TASK OBJECTIVE:
Repeat the material below word for word, keeping every line and number unchanged.

PROVIDED INFORMATION:
══════════

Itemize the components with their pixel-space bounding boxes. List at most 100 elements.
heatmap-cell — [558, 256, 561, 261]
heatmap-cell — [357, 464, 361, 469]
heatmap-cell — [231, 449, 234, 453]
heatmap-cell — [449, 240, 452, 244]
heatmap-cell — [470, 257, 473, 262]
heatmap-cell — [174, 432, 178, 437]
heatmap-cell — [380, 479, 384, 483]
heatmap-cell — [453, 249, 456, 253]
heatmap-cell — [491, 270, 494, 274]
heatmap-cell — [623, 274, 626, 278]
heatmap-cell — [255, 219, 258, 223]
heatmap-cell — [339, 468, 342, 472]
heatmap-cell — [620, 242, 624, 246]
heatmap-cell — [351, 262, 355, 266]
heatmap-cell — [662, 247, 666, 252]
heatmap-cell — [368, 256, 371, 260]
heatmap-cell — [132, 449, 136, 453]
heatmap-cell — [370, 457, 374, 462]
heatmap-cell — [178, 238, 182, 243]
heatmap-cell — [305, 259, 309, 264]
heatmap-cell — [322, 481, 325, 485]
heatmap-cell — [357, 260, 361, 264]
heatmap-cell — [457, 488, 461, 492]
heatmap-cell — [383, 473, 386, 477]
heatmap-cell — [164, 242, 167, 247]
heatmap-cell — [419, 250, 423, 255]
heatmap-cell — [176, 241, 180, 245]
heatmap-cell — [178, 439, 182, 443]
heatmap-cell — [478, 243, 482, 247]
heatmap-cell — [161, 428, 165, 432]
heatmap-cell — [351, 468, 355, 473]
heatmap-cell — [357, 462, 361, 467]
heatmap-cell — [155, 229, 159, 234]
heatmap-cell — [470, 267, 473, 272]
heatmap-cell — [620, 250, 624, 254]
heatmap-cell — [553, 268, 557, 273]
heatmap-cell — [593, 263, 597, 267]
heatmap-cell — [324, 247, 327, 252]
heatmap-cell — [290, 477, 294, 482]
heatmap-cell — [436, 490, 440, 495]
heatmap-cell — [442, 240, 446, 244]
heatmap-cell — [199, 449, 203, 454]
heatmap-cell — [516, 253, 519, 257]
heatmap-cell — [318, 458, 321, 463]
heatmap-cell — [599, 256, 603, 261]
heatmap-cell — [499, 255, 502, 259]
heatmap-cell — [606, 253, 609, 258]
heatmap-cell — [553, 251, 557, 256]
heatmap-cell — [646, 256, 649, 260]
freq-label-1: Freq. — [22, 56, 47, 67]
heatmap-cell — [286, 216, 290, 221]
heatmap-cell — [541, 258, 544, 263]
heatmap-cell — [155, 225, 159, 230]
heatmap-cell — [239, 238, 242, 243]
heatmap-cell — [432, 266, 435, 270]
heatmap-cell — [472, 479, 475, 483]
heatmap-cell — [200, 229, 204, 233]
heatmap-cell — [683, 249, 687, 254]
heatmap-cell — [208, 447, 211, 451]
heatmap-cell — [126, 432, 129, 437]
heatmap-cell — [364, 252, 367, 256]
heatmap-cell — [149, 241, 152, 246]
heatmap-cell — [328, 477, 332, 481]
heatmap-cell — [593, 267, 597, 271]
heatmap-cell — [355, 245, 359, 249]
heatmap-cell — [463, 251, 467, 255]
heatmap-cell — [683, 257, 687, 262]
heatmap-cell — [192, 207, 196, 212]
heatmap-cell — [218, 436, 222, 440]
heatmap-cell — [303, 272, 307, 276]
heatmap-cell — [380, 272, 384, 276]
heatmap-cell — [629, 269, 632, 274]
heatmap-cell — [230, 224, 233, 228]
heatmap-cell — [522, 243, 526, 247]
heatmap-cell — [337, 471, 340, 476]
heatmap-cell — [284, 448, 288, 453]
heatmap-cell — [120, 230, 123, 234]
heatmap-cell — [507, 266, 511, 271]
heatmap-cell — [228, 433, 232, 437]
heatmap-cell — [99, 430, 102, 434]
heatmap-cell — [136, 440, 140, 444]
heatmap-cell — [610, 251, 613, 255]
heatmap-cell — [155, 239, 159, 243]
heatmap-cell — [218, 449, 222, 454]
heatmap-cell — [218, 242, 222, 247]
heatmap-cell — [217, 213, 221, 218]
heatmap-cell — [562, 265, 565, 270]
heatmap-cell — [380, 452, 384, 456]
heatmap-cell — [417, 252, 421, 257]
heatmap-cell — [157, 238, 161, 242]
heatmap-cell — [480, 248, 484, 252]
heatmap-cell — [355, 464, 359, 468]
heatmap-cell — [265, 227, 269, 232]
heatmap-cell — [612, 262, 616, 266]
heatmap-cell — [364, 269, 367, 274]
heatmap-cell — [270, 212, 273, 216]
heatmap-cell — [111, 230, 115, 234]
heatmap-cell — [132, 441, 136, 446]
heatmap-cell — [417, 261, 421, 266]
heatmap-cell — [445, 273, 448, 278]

══════════

COMPLETED EXERCISE:
Itemize the components with their pixel-space bounding boxes. List at most 100 elements.
heatmap-cell — [558, 256, 561, 261]
heatmap-cell — [357, 464, 361, 469]
heatmap-cell — [231, 449, 234, 453]
heatmap-cell — [449, 240, 452, 244]
heatmap-cell — [470, 257, 473, 262]
heatmap-cell — [174, 432, 178, 437]
heatmap-cell — [380, 479, 384, 483]
heatmap-cell — [453, 249, 456, 253]
heatmap-cell — [491, 270, 494, 274]
heatmap-cell — [623, 274, 626, 278]
heatmap-cell — [255, 219, 258, 223]
heatmap-cell — [339, 468, 342, 472]
heatmap-cell — [620, 242, 624, 246]
heatmap-cell — [351, 262, 355, 266]
heatmap-cell — [662, 247, 666, 252]
heatmap-cell — [368, 256, 371, 260]
heatmap-cell — [132, 449, 136, 453]
heatmap-cell — [370, 457, 374, 462]
heatmap-cell — [178, 238, 182, 243]
heatmap-cell — [305, 259, 309, 264]
heatmap-cell — [322, 481, 325, 485]
heatmap-cell — [357, 260, 361, 264]
heatmap-cell — [457, 488, 461, 492]
heatmap-cell — [383, 473, 386, 477]
heatmap-cell — [164, 242, 167, 247]
heatmap-cell — [419, 250, 423, 255]
heatmap-cell — [176, 241, 180, 245]
heatmap-cell — [178, 439, 182, 443]
heatmap-cell — [478, 243, 482, 247]
heatmap-cell — [161, 428, 165, 432]
heatmap-cell — [351, 468, 355, 473]
heatmap-cell — [357, 462, 361, 467]
heatmap-cell — [155, 229, 159, 234]
heatmap-cell — [470, 267, 473, 272]
heatmap-cell — [620, 250, 624, 254]
heatmap-cell — [553, 268, 557, 273]
heatmap-cell — [593, 263, 597, 267]
heatmap-cell — [324, 247, 327, 252]
heatmap-cell — [290, 477, 294, 482]
heatmap-cell — [436, 490, 440, 495]
heatmap-cell — [442, 240, 446, 244]
heatmap-cell — [199, 449, 203, 454]
heatmap-cell — [516, 253, 519, 257]
heatmap-cell — [318, 458, 321, 463]
heatmap-cell — [599, 256, 603, 261]
heatmap-cell — [499, 255, 502, 259]
heatmap-cell — [606, 253, 609, 258]
heatmap-cell — [553, 251, 557, 256]
heatmap-cell — [646, 256, 649, 260]
freq-label-1: Freq. — [22, 56, 47, 67]
heatmap-cell — [286, 216, 290, 221]
heatmap-cell — [541, 258, 544, 263]
heatmap-cell — [155, 225, 159, 230]
heatmap-cell — [239, 238, 242, 243]
heatmap-cell — [432, 266, 435, 270]
heatmap-cell — [472, 479, 475, 483]
heatmap-cell — [200, 229, 204, 233]
heatmap-cell — [683, 249, 687, 254]
heatmap-cell — [208, 447, 211, 451]
heatmap-cell — [126, 432, 129, 437]
heatmap-cell — [364, 252, 367, 256]
heatmap-cell — [149, 241, 152, 246]
heatmap-cell — [328, 477, 332, 481]
heatmap-cell — [593, 267, 597, 271]
heatmap-cell — [355, 245, 359, 249]
heatmap-cell — [463, 251, 467, 255]
heatmap-cell — [683, 257, 687, 262]
heatmap-cell — [192, 207, 196, 212]
heatmap-cell — [218, 436, 222, 440]
heatmap-cell — [303, 272, 307, 276]
heatmap-cell — [380, 272, 384, 276]
heatmap-cell — [629, 269, 632, 274]
heatmap-cell — [230, 224, 233, 228]
heatmap-cell — [522, 243, 526, 247]
heatmap-cell — [337, 471, 340, 476]
heatmap-cell — [284, 448, 288, 453]
heatmap-cell — [120, 230, 123, 234]
heatmap-cell — [507, 266, 511, 271]
heatmap-cell — [228, 433, 232, 437]
heatmap-cell — [99, 430, 102, 434]
heatmap-cell — [136, 440, 140, 444]
heatmap-cell — [610, 251, 613, 255]
heatmap-cell — [155, 239, 159, 243]
heatmap-cell — [218, 449, 222, 454]
heatmap-cell — [218, 242, 222, 247]
heatmap-cell — [217, 213, 221, 218]
heatmap-cell — [562, 265, 565, 270]
heatmap-cell — [380, 452, 384, 456]
heatmap-cell — [417, 252, 421, 257]
heatmap-cell — [157, 238, 161, 242]
heatmap-cell — [480, 248, 484, 252]
heatmap-cell — [355, 464, 359, 468]
heatmap-cell — [265, 227, 269, 232]
heatmap-cell — [612, 262, 616, 266]
heatmap-cell — [364, 269, 367, 274]
heatmap-cell — [270, 212, 273, 216]
heatmap-cell — [111, 230, 115, 234]
heatmap-cell — [132, 441, 136, 446]
heatmap-cell — [417, 261, 421, 266]
heatmap-cell — [445, 273, 448, 278]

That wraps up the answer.